[PROVIDED ENTRIES]:
-*-*-
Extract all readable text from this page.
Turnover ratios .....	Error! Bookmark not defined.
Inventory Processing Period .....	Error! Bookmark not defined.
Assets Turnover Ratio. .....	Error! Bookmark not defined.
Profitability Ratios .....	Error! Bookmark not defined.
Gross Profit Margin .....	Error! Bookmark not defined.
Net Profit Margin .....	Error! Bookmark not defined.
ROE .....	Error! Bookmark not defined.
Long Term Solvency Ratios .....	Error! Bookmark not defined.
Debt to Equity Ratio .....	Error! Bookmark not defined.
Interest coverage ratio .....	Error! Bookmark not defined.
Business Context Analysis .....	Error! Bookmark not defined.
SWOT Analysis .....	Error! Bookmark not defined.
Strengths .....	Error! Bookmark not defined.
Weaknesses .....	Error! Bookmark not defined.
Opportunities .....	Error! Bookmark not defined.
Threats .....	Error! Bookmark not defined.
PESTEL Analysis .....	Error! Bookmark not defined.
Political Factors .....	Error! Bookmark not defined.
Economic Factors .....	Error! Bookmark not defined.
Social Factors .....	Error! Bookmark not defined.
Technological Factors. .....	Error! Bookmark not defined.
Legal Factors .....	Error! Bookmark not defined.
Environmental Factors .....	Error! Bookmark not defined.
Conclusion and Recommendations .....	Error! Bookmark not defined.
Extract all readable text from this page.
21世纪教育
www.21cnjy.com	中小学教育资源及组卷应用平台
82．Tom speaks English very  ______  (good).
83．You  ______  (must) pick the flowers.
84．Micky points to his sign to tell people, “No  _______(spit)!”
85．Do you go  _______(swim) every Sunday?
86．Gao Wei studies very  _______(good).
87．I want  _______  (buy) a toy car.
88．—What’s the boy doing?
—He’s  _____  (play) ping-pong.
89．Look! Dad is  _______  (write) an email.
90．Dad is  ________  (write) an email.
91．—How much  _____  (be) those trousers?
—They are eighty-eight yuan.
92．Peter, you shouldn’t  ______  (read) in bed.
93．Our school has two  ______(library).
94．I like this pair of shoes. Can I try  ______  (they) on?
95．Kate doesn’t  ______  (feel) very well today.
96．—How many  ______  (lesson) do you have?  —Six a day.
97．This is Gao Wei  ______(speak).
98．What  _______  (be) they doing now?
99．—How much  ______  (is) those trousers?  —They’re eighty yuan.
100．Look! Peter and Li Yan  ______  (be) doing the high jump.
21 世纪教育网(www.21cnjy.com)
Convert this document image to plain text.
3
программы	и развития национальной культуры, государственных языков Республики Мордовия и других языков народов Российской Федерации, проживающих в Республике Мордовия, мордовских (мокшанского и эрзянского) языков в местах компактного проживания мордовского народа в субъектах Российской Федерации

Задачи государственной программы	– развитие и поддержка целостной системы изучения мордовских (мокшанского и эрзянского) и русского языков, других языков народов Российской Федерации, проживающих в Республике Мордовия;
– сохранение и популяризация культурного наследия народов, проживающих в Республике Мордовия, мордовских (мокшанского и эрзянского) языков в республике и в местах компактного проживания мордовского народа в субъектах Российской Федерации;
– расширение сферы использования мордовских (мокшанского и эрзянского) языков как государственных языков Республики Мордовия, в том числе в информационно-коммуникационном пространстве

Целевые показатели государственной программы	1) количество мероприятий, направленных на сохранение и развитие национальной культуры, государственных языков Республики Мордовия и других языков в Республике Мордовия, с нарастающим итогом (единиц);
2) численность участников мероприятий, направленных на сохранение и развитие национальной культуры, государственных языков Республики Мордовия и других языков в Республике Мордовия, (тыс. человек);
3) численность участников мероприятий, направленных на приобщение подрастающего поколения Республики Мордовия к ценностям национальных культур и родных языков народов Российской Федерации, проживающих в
-*-*-
[TASK REQUIREMENTS]:
Identify and copy all lines with the word "eighty".

[REPLY]:
—They are eighty-eight yuan.
99．—How much  ______  (is) those trousers?  —They’re eighty yuan.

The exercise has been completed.